Start of ENTRIES SHOWN

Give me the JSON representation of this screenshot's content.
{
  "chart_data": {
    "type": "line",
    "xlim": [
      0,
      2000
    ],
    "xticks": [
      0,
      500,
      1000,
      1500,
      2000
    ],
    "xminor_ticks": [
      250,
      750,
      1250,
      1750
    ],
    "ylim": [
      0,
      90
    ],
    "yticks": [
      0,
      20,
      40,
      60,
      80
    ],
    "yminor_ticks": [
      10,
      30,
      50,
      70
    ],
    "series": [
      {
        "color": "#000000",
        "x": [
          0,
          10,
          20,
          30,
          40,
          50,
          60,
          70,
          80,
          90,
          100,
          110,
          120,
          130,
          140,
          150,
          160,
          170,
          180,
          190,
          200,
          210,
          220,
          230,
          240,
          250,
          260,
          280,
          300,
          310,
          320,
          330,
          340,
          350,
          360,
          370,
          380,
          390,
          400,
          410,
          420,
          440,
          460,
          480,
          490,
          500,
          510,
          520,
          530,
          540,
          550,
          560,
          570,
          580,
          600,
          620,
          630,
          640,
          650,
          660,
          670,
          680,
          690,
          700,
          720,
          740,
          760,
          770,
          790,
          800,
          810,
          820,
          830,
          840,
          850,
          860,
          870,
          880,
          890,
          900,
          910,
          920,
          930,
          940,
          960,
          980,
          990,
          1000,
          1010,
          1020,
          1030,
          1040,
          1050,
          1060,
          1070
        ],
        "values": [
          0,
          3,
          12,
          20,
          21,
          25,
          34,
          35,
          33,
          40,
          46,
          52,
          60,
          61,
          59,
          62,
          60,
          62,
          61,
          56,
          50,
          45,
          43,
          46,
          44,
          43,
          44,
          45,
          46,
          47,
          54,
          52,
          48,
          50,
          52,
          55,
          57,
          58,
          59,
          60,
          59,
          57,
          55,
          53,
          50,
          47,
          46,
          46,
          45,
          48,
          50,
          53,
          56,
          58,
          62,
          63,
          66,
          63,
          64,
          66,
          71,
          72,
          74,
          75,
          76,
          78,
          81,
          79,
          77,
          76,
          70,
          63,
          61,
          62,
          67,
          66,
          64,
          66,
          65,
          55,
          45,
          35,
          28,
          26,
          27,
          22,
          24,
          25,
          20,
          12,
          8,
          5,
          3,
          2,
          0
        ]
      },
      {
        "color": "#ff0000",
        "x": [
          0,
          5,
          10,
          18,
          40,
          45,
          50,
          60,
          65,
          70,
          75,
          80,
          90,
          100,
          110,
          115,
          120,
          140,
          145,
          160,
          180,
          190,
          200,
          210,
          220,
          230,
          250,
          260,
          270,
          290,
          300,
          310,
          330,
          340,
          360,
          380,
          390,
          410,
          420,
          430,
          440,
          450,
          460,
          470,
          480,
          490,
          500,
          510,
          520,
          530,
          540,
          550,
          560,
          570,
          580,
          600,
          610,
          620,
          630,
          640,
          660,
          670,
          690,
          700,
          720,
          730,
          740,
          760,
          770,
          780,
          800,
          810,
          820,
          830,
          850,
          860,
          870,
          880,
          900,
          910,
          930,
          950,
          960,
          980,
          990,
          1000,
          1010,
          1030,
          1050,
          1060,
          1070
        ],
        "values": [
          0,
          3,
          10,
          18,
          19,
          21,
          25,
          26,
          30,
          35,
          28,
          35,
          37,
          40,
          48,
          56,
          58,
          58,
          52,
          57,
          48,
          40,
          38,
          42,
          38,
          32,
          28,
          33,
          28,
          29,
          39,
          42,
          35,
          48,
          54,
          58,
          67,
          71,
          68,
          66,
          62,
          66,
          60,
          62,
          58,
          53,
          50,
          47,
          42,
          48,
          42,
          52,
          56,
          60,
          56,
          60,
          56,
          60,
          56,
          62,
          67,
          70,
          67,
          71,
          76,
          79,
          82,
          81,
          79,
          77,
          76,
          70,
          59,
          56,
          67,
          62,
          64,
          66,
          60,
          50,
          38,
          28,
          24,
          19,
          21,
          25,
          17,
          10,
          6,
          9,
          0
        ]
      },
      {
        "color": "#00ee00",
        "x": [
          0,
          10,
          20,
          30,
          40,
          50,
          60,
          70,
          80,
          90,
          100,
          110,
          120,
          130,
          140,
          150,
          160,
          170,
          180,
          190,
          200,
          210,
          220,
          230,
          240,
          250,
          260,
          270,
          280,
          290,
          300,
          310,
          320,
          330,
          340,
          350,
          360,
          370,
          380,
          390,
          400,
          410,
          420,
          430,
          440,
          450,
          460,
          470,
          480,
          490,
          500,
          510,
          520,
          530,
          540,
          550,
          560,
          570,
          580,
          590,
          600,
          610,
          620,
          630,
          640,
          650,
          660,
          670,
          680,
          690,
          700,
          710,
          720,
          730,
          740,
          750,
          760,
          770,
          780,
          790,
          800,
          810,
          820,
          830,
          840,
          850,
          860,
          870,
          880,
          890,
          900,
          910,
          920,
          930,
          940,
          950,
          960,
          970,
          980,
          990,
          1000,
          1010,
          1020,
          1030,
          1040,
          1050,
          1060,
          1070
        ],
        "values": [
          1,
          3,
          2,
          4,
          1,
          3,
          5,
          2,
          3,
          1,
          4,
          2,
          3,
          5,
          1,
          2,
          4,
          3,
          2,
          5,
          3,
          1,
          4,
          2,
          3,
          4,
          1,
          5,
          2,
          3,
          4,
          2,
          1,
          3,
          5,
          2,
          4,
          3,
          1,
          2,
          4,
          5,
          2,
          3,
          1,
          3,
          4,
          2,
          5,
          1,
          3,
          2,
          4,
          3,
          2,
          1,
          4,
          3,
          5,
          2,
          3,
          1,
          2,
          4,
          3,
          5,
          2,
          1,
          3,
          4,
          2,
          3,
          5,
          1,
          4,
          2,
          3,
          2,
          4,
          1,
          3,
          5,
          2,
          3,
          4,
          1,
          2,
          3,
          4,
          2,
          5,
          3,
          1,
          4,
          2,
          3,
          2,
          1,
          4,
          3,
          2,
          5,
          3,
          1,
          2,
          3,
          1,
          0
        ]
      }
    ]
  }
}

End of ENTRIES SHOWN

EXERCISE DIRECTIONS
Write the material out again in its entirety, exactly as shown.

THE ANSWER
Give me the JSON representation of this screenshot's content.
{
  "chart_data": {
    "type": "line",
    "xlim": [
      0,
      2000
    ],
    "xticks": [
      0,
      500,
      1000,
      1500,
      2000
    ],
    "xminor_ticks": [
      250,
      750,
      1250,
      1750
    ],
    "ylim": [
      0,
      90
    ],
    "yticks": [
      0,
      20,
      40,
      60,
      80
    ],
    "yminor_ticks": [
      10,
      30,
      50,
      70
    ],
    "series": [
      {
        "color": "#000000",
        "x": [
          0,
          10,
          20,
          30,
          40,
          50,
          60,
          70,
          80,
          90,
          100,
          110,
          120,
          130,
          140,
          150,
          160,
          170,
          180,
          190,
          200,
          210,
          220,
          230,
          240,
          250,
          260,
          280,
          300,
          310,
          320,
          330,
          340,
          350,
          360,
          370,
          380,
          390,
          400,
          410,
          420,
          440,
          460,
          480,
          490,
          500,
          510,
          520,
          530,
          540,
          550,
          560,
          570,
          580,
          600,
          620,
          630,
          640,
          650,
          660,
          670,
          680,
          690,
          700,
          720,
          740,
          760,
          770,
          790,
          800,
          810,
          820,
          830,
          840,
          850,
          860,
          870,
          880,
          890,
          900,
          910,
          920,
          930,
          940,
          960,
          980,
          990,
          1000,
          1010,
          1020,
          1030,
          1040,
          1050,
          1060,
          1070
        ],
        "values": [
          0,
          3,
          12,
          20,
          21,
          25,
          34,
          35,
          33,
          40,
          46,
          52,
          60,
          61,
          59,
          62,
          60,
          62,
          61,
          56,
          50,
          45,
          43,
          46,
          44,
          43,
          44,
          45,
          46,
          47,
          54,
          52,
          48,
          50,
          52,
          55,
          57,
          58,
          59,
          60,
          59,
          57,
          55,
          53,
          50,
          47,
          46,
          46,
          45,
          48,
          50,
          53,
          56,
          58,
          62,
          63,
          66,
          63,
          64,
          66,
          71,
          72,
          74,
          75,
          76,
          78,
          81,
          79,
          77,
          76,
          70,
          63,
          61,
          62,
          67,
          66,
          64,
          66,
          65,
          55,
          45,
          35,
          28,
          26,
          27,
          22,
          24,
          25,
          20,
          12,
          8,
          5,
          3,
          2,
          0
        ]
      },
      {
        "color": "#ff0000",
        "x": [
          0,
          5,
          10,
          18,
          40,
          45,
          50,
          60,
          65,
          70,
          75,
          80,
          90,
          100,
          110,
          115,
          120,
          140,
          145,
          160,
          180,
          190,
          200,
          210,
          220,
          230,
          250,
          260,
          270,
          290,
          300,
          310,
          330,
          340,
          360,
          380,
          390,
          410,
          420,
          430,
          440,
          450,
          460,
          470,
          480,
          490,
          500,
          510,
          520,
          530,
          540,
          550,
          560,
          570,
          580,
          600,
          610,
          620,
          630,
          640,
          660,
          670,
          690,
          700,
          720,
          730,
          740,
          760,
          770,
          780,
          800,
          810,
          820,
          830,
          850,
          860,
          870,
          880,
          900,
          910,
          930,
          950,
          960,
          980,
          990,
          1000,
          1010,
          1030,
          1050,
          1060,
          1070
        ],
        "values": [
          0,
          3,
          10,
          18,
          19,
          21,
          25,
          26,
          30,
          35,
          28,
          35,
          37,
          40,
          48,
          56,
          58,
          58,
          52,
          57,
          48,
          40,
          38,
          42,
          38,
          32,
          28,
          33,
          28,
          29,
          39,
          42,
          35,
          48,
          54,
          58,
          67,
          71,
          68,
          66,
          62,
          66,
          60,
          62,
          58,
          53,
          50,
          47,
          42,
          48,
          42,
          52,
          56,
          60,
          56,
          60,
          56,
          60,
          56,
          62,
          67,
          70,
          67,
          71,
          76,
          79,
          82,
          81,
          79,
          77,
          76,
          70,
          59,
          56,
          67,
          62,
          64,
          66,
          60,
          50,
          38,
          28,
          24,
          19,
          21,
          25,
          17,
          10,
          6,
          9,
          0
        ]
      },
      {
        "color": "#00ee00",
        "x": [
          0,
          10,
          20,
          30,
          40,
          50,
          60,
          70,
          80,
          90,
          100,
          110,
          120,
          130,
          140,
          150,
          160,
          170,
          180,
          190,
          200,
          210,
          220,
          230,
          240,
          250,
          260,
          270,
          280,
          290,
          300,
          310,
          320,
          330,
          340,
          350,
          360,
          370,
          380,
          390,
          400,
          410,
          420,
          430,
          440,
          450,
          460,
          470,
          480,
          490,
          500,
          510,
          520,
          530,
          540,
          550,
          560,
          570,
          580,
          590,
          600,
          610,
          620,
          630,
          640,
          650,
          660,
          670,
          680,
          690,
          700,
          710,
          720,
          730,
          740,
          750,
          760,
          770,
          780,
          790,
          800,
          810,
          820,
          830,
          840,
          850,
          860,
          870,
          880,
          890,
          900,
          910,
          920,
          930,
          940,
          950,
          960,
          970,
          980,
          990,
          1000,
          1010,
          1020,
          1030,
          1040,
          1050,
          1060,
          1070
        ],
        "values": [
          1,
          3,
          2,
          4,
          1,
          3,
          5,
          2,
          3,
          1,
          4,
          2,
          3,
          5,
          1,
          2,
          4,
          3,
          2,
          5,
          3,
          1,
          4,
          2,
          3,
          4,
          1,
          5,
          2,
          3,
          4,
          2,
          1,
          3,
          5,
          2,
          4,
          3,
          1,
          2,
          4,
          5,
          2,
          3,
          1,
          3,
          4,
          2,
          5,
          1,
          3,
          2,
          4,
          3,
          2,
          1,
          4,
          3,
          5,
          2,
          3,
          1,
          2,
          4,
          3,
          5,
          2,
          1,
          3,
          4,
          2,
          3,
          5,
          1,
          4,
          2,
          3,
          2,
          4,
          1,
          3,
          5,
          2,
          3,
          4,
          1,
          2,
          3,
          4,
          2,
          5,
          3,
          1,
          4,
          2,
          3,
          2,
          1,
          4,
          3,
          2,
          5,
          3,
          1,
          2,
          3,
          1,
          0
        ]
      }
    ]
  }
}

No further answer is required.